Only the lines from the one holding "Extract the structured" to the end of the data should be echoed, exactly as they appear, minus the pictures.

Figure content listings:

========

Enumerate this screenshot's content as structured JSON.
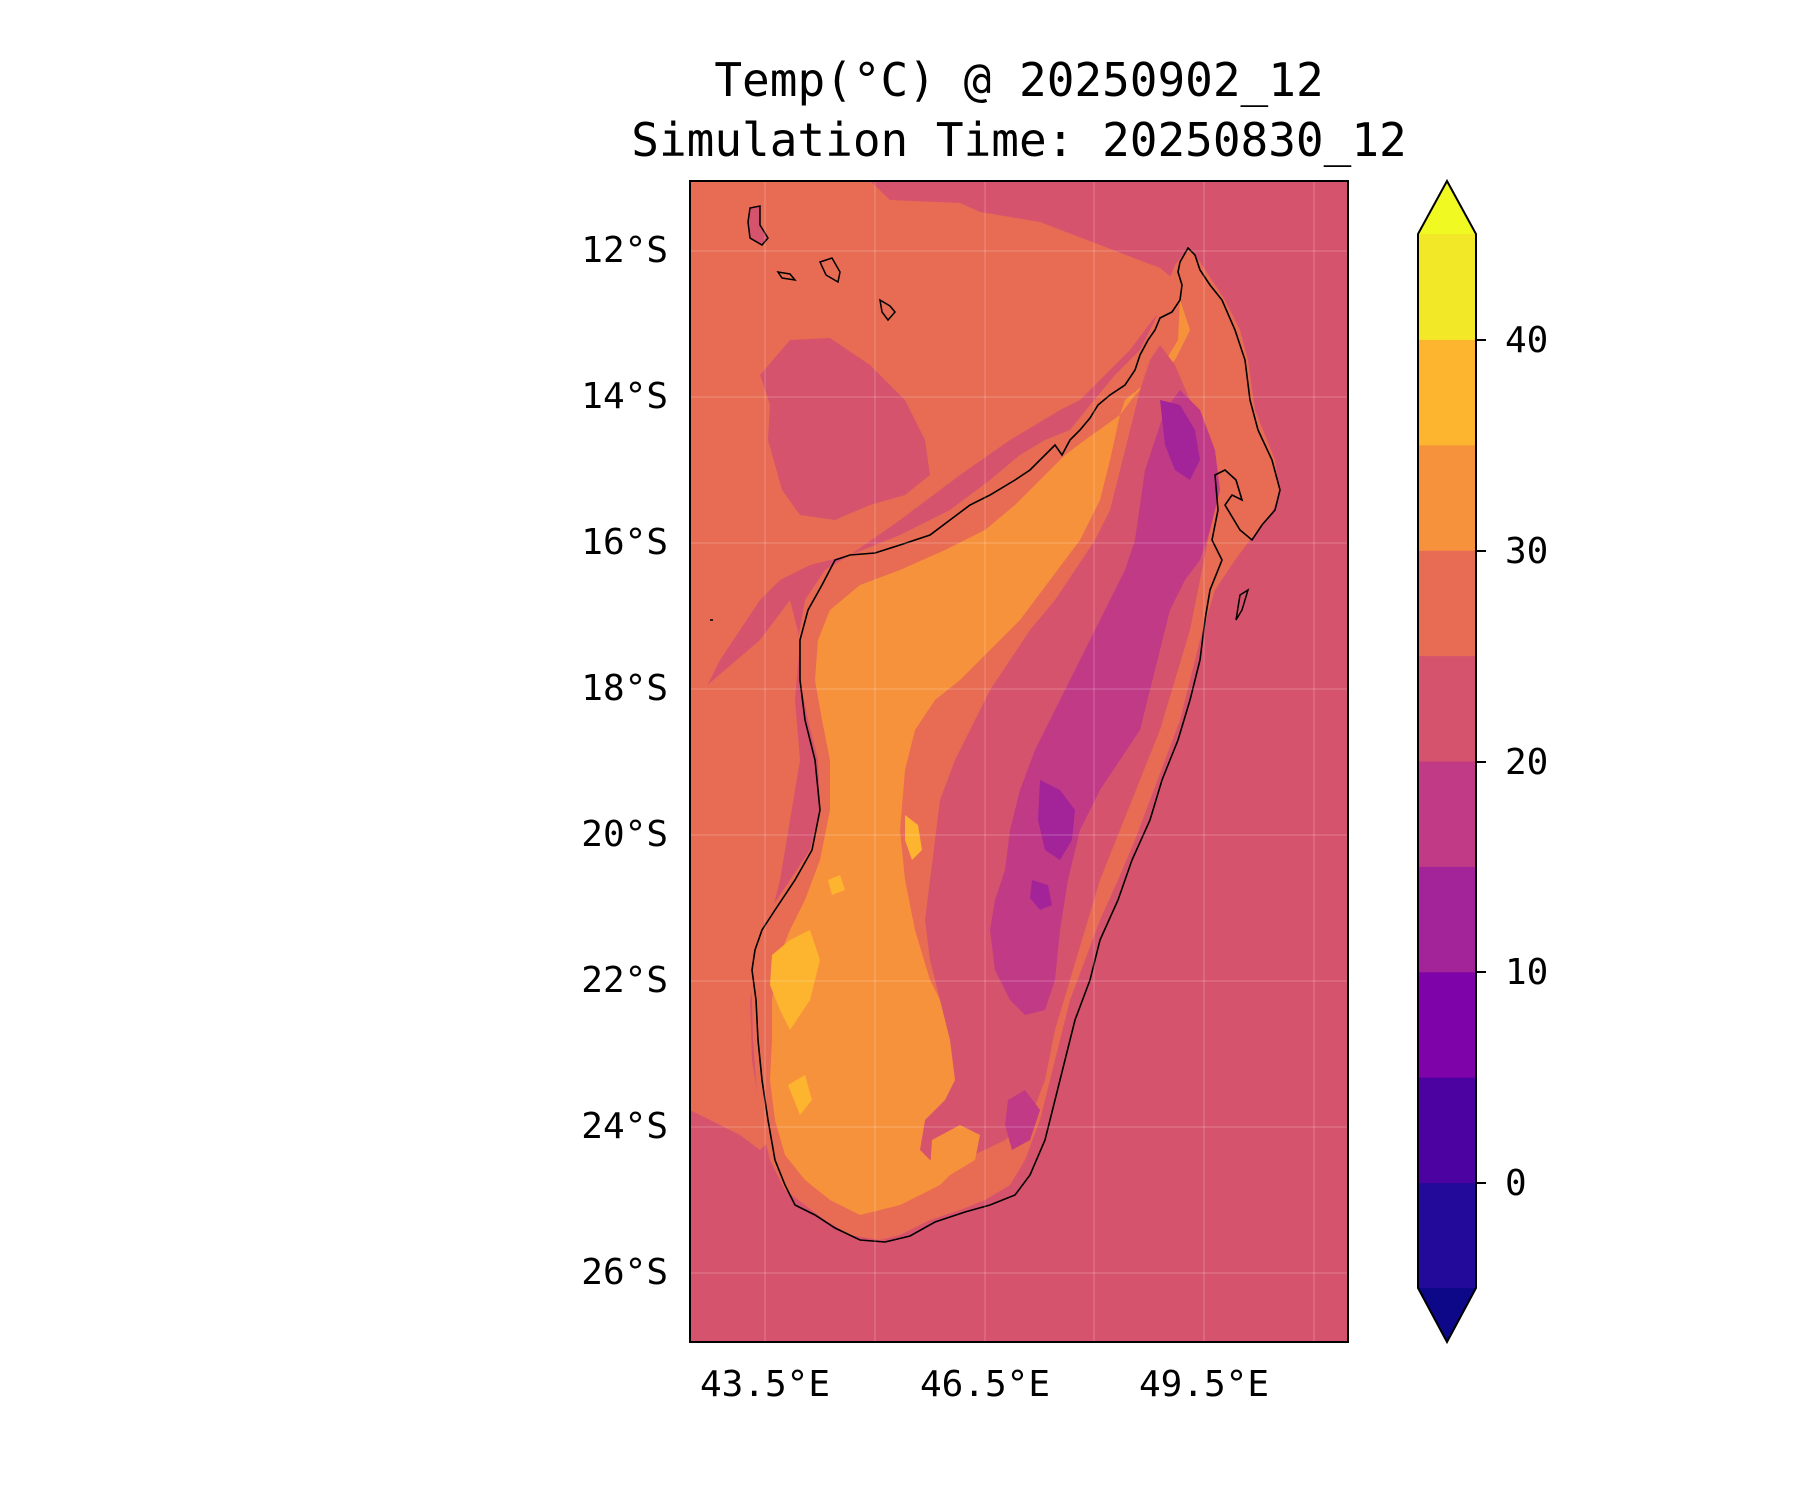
{
  "title": {
    "line1": "Temp(°C) @ 20250902_12",
    "line2": "Simulation Time: 20250830_12"
  },
  "map": {
    "lat_range": [
      -27,
      -11.1
    ],
    "lon_range": [
      41.5,
      50.5
    ],
    "lat_ticks": [
      "12°S",
      "14°S",
      "16°S",
      "18°S",
      "20°S",
      "22°S",
      "24°S",
      "26°S"
    ],
    "lon_ticks": [
      "43.5°E",
      "46.5°E",
      "49.5°E"
    ],
    "grid": true
  },
  "colorbar": {
    "unit": "°C",
    "tick_labels": [
      "40",
      "30",
      "20",
      "10",
      "0"
    ],
    "levels": [
      -5,
      0,
      5,
      10,
      15,
      20,
      25,
      30,
      35,
      40,
      45
    ],
    "colors": [
      "#240a9a",
      "#4c02a1",
      "#7e03a8",
      "#a32499",
      "#c13a86",
      "#d6536d",
      "#e86c53",
      "#f6923c",
      "#fdb42f",
      "#f2e827"
    ],
    "under_color": "#0d0887",
    "over_color": "#f0f921",
    "extend": "both"
  },
  "fields": {
    "ocean_south": "#d6536d",
    "ocean_north": "#e86c53",
    "coast_band": "#e86c53",
    "lowland": "#f6923c",
    "hot_pockets": "#fdb42f",
    "highland": "#d6536d",
    "high_plateau": "#c13a86",
    "peaks": "#a32499",
    "coastline": "#000000"
  }
}
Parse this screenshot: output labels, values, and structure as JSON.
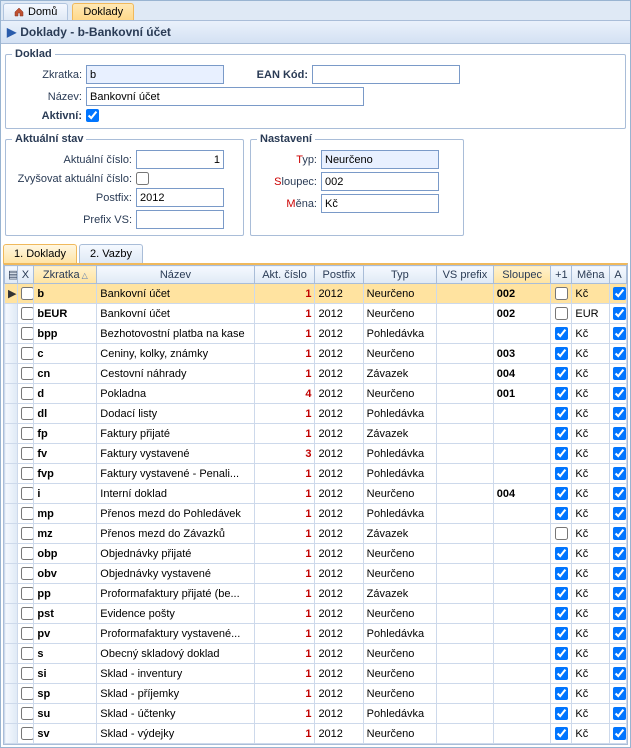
{
  "tabs": {
    "home": "Domů",
    "doklady": "Doklady"
  },
  "title": "Doklady - b-Bankovní účet",
  "section_doklad": "Doklad",
  "labels": {
    "zkratka": "Zkratka:",
    "ean": "EAN Kód:",
    "nazev": "Název:",
    "aktivni": "Aktivní:"
  },
  "values": {
    "zkratka": "b",
    "ean": "",
    "nazev": "Bankovní účet",
    "aktivni": true
  },
  "section_stav": "Aktuální stav",
  "stav": {
    "akt_cislo_lbl": "Aktuální číslo:",
    "akt_cislo": "1",
    "zvysovat_lbl": "Zvyšovat aktuální číslo:",
    "zvysovat": false,
    "postfix_lbl": "Postfix:",
    "postfix": "2012",
    "prefixvs_lbl": "Prefix VS:",
    "prefixvs": ""
  },
  "section_nast": "Nastavení",
  "nast": {
    "typ_lbl": "Typ:",
    "typ": "Neurčeno",
    "sloupec_lbl": "Sloupec:",
    "sloupec": "002",
    "mena_lbl": "Měna:",
    "mena": "Kč",
    "typ_t": "T",
    "sloup_s": "S",
    "mena_m": "M"
  },
  "subtabs": {
    "doklady": "1. Doklady",
    "vazby": "2. Vazby"
  },
  "grid": {
    "cols": {
      "x": "X",
      "zkratka": "Zkratka",
      "nazev": "Název",
      "akt": "Akt. číslo",
      "postfix": "Postfix",
      "typ": "Typ",
      "vsprefix": "VS prefix",
      "sloupec": "Sloupec",
      "plus1": "+1",
      "mena": "Měna",
      "a": "A"
    },
    "rows": [
      {
        "sel": true,
        "x": false,
        "zk": "b",
        "nz": "Bankovní účet",
        "ak": "1",
        "pf": "2012",
        "ty": "Neurčeno",
        "vs": "",
        "sl": "002",
        "p1": false,
        "mn": "Kč",
        "a": true
      },
      {
        "x": false,
        "zk": "bEUR",
        "nz": "Bankovní účet",
        "ak": "1",
        "pf": "2012",
        "ty": "Neurčeno",
        "vs": "",
        "sl": "002",
        "p1": false,
        "mn": "EUR",
        "a": true
      },
      {
        "x": false,
        "zk": "bpp",
        "nz": "Bezhotovostní platba na kase",
        "ak": "1",
        "pf": "2012",
        "ty": "Pohledávka",
        "vs": "",
        "sl": "",
        "p1": true,
        "mn": "Kč",
        "a": true
      },
      {
        "x": false,
        "zk": "c",
        "nz": "Ceniny, kolky, známky",
        "ak": "1",
        "pf": "2012",
        "ty": "Neurčeno",
        "vs": "",
        "sl": "003",
        "p1": true,
        "mn": "Kč",
        "a": true
      },
      {
        "x": false,
        "zk": "cn",
        "nz": "Cestovní náhrady",
        "ak": "1",
        "pf": "2012",
        "ty": "Závazek",
        "vs": "",
        "sl": "004",
        "p1": true,
        "mn": "Kč",
        "a": true
      },
      {
        "x": false,
        "zk": "d",
        "nz": "Pokladna",
        "ak": "4",
        "pf": "2012",
        "ty": "Neurčeno",
        "vs": "",
        "sl": "001",
        "p1": true,
        "mn": "Kč",
        "a": true
      },
      {
        "x": false,
        "zk": "dl",
        "nz": "Dodací listy",
        "ak": "1",
        "pf": "2012",
        "ty": "Pohledávka",
        "vs": "",
        "sl": "",
        "p1": true,
        "mn": "Kč",
        "a": true
      },
      {
        "x": false,
        "zk": "fp",
        "nz": "Faktury přijaté",
        "ak": "1",
        "pf": "2012",
        "ty": "Závazek",
        "vs": "",
        "sl": "",
        "p1": true,
        "mn": "Kč",
        "a": true
      },
      {
        "x": false,
        "zk": "fv",
        "nz": "Faktury vystavené",
        "ak": "3",
        "pf": "2012",
        "ty": "Pohledávka",
        "vs": "",
        "sl": "",
        "p1": true,
        "mn": "Kč",
        "a": true
      },
      {
        "x": false,
        "zk": "fvp",
        "nz": "Faktury vystavené - Penali...",
        "ak": "1",
        "pf": "2012",
        "ty": "Pohledávka",
        "vs": "",
        "sl": "",
        "p1": true,
        "mn": "Kč",
        "a": true
      },
      {
        "x": false,
        "zk": "i",
        "nz": "Interní doklad",
        "ak": "1",
        "pf": "2012",
        "ty": "Neurčeno",
        "vs": "",
        "sl": "004",
        "p1": true,
        "mn": "Kč",
        "a": true
      },
      {
        "x": false,
        "zk": "mp",
        "nz": "Přenos mezd do Pohledávek",
        "ak": "1",
        "pf": "2012",
        "ty": "Pohledávka",
        "vs": "",
        "sl": "",
        "p1": true,
        "mn": "Kč",
        "a": true
      },
      {
        "x": false,
        "zk": "mz",
        "nz": "Přenos mezd do Závazků",
        "ak": "1",
        "pf": "2012",
        "ty": "Závazek",
        "vs": "",
        "sl": "",
        "p1": false,
        "mn": "Kč",
        "a": true
      },
      {
        "x": false,
        "zk": "obp",
        "nz": "Objednávky přijaté",
        "ak": "1",
        "pf": "2012",
        "ty": "Neurčeno",
        "vs": "",
        "sl": "",
        "p1": true,
        "mn": "Kč",
        "a": true
      },
      {
        "x": false,
        "zk": "obv",
        "nz": "Objednávky vystavené",
        "ak": "1",
        "pf": "2012",
        "ty": "Neurčeno",
        "vs": "",
        "sl": "",
        "p1": true,
        "mn": "Kč",
        "a": true
      },
      {
        "x": false,
        "zk": "pp",
        "nz": "Proformafaktury přijaté (be...",
        "ak": "1",
        "pf": "2012",
        "ty": "Závazek",
        "vs": "",
        "sl": "",
        "p1": true,
        "mn": "Kč",
        "a": true
      },
      {
        "x": false,
        "zk": "pst",
        "nz": "Evidence pošty",
        "ak": "1",
        "pf": "2012",
        "ty": "Neurčeno",
        "vs": "",
        "sl": "",
        "p1": true,
        "mn": "Kč",
        "a": true
      },
      {
        "x": false,
        "zk": "pv",
        "nz": "Proformafaktury vystavené...",
        "ak": "1",
        "pf": "2012",
        "ty": "Pohledávka",
        "vs": "",
        "sl": "",
        "p1": true,
        "mn": "Kč",
        "a": true
      },
      {
        "x": false,
        "zk": "s",
        "nz": "Obecný skladový doklad",
        "ak": "1",
        "pf": "2012",
        "ty": "Neurčeno",
        "vs": "",
        "sl": "",
        "p1": true,
        "mn": "Kč",
        "a": true
      },
      {
        "x": false,
        "zk": "si",
        "nz": "Sklad - inventury",
        "ak": "1",
        "pf": "2012",
        "ty": "Neurčeno",
        "vs": "",
        "sl": "",
        "p1": true,
        "mn": "Kč",
        "a": true
      },
      {
        "x": false,
        "zk": "sp",
        "nz": "Sklad - příjemky",
        "ak": "1",
        "pf": "2012",
        "ty": "Neurčeno",
        "vs": "",
        "sl": "",
        "p1": true,
        "mn": "Kč",
        "a": true
      },
      {
        "x": false,
        "zk": "su",
        "nz": "Sklad - účtenky",
        "ak": "1",
        "pf": "2012",
        "ty": "Pohledávka",
        "vs": "",
        "sl": "",
        "p1": true,
        "mn": "Kč",
        "a": true
      },
      {
        "x": false,
        "zk": "sv",
        "nz": "Sklad - výdejky",
        "ak": "1",
        "pf": "2012",
        "ty": "Neurčeno",
        "vs": "",
        "sl": "",
        "p1": true,
        "mn": "Kč",
        "a": true
      }
    ]
  }
}
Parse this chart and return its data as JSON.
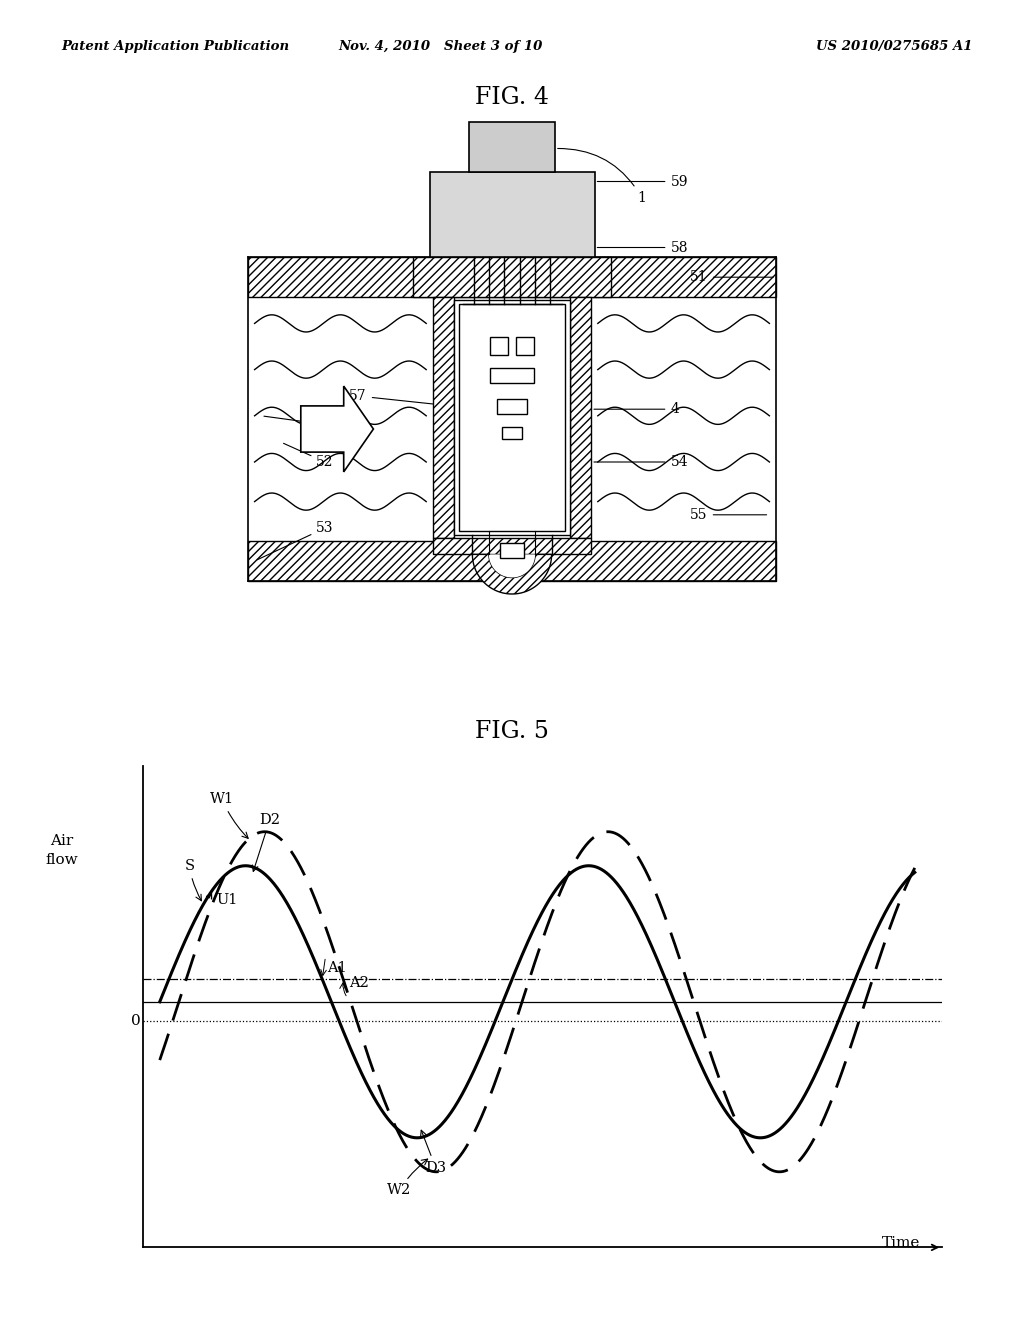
{
  "bg_color": "#ffffff",
  "header_left": "Patent Application Publication",
  "header_center": "Nov. 4, 2010   Sheet 3 of 10",
  "header_right": "US 2010/0275685 A1",
  "fig4_title": "FIG. 4",
  "fig5_title": "FIG. 5",
  "fig5_ylabel": "Air\nflow",
  "fig5_xlabel": "Time",
  "fig5_zero_label": "0"
}
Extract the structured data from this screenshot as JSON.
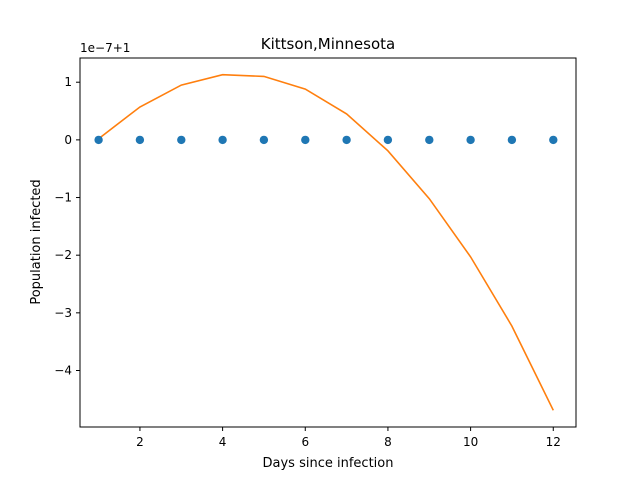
{
  "chart_data": {
    "type": "line",
    "title": "Kittson,Minnesota",
    "xlabel": "Days since infection",
    "ylabel": "Population infected",
    "offset_label": "1e−7+1",
    "xlim": [
      0.55,
      12.55
    ],
    "ylim": [
      -4.98,
      1.42
    ],
    "x_ticks": [
      2,
      4,
      6,
      8,
      10,
      12
    ],
    "x_tick_labels": [
      "2",
      "4",
      "6",
      "8",
      "10",
      "12"
    ],
    "y_ticks": [
      1,
      0,
      -1,
      -2,
      -3,
      -4
    ],
    "y_tick_labels": [
      "1",
      "0",
      "−1",
      "−2",
      "−3",
      "−4"
    ],
    "grid": false,
    "series": [
      {
        "kind": "scatter",
        "color": "#1f77b4",
        "x": [
          1,
          2,
          3,
          4,
          5,
          6,
          7,
          8,
          9,
          10,
          11,
          12
        ],
        "y": [
          0,
          0,
          0,
          0,
          0,
          0,
          0,
          0,
          0,
          0,
          0,
          0
        ]
      },
      {
        "kind": "line",
        "color": "#ff7f0e",
        "x": [
          1,
          2,
          3,
          4,
          5,
          6,
          7,
          8,
          9,
          10,
          11,
          12
        ],
        "y": [
          0.02,
          0.57,
          0.95,
          1.13,
          1.1,
          0.88,
          0.45,
          -0.19,
          -1.02,
          -2.03,
          -3.23,
          -4.69
        ]
      }
    ]
  }
}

========

Finished answer |
Extract the structured data from this screenshot as JSON.
{
  "chart_data": {
    "type": "line",
    "title": "Kittson,Minnesota",
    "xlabel": "Days since infection",
    "ylabel": "Population infected",
    "offset_label": "1e−7+1",
    "xlim": [
      0.55,
      12.55
    ],
    "ylim": [
      -4.98,
      1.42
    ],
    "x_ticks": [
      2,
      4,
      6,
      8,
      10,
      12
    ],
    "x_tick_labels": [
      "2",
      "4",
      "6",
      "8",
      "10",
      "12"
    ],
    "y_ticks": [
      1,
      0,
      -1,
      -2,
      -3,
      -4
    ],
    "y_tick_labels": [
      "1",
      "0",
      "−1",
      "−2",
      "−3",
      "−4"
    ],
    "grid": false,
    "series": [
      {
        "kind": "scatter",
        "color": "#1f77b4",
        "x": [
          1,
          2,
          3,
          4,
          5,
          6,
          7,
          8,
          9,
          10,
          11,
          12
        ],
        "y": [
          0,
          0,
          0,
          0,
          0,
          0,
          0,
          0,
          0,
          0,
          0,
          0
        ]
      },
      {
        "kind": "line",
        "color": "#ff7f0e",
        "x": [
          1,
          2,
          3,
          4,
          5,
          6,
          7,
          8,
          9,
          10,
          11,
          12
        ],
        "y": [
          0.02,
          0.57,
          0.95,
          1.13,
          1.1,
          0.88,
          0.45,
          -0.19,
          -1.02,
          -2.03,
          -3.23,
          -4.69
        ]
      }
    ]
  }
}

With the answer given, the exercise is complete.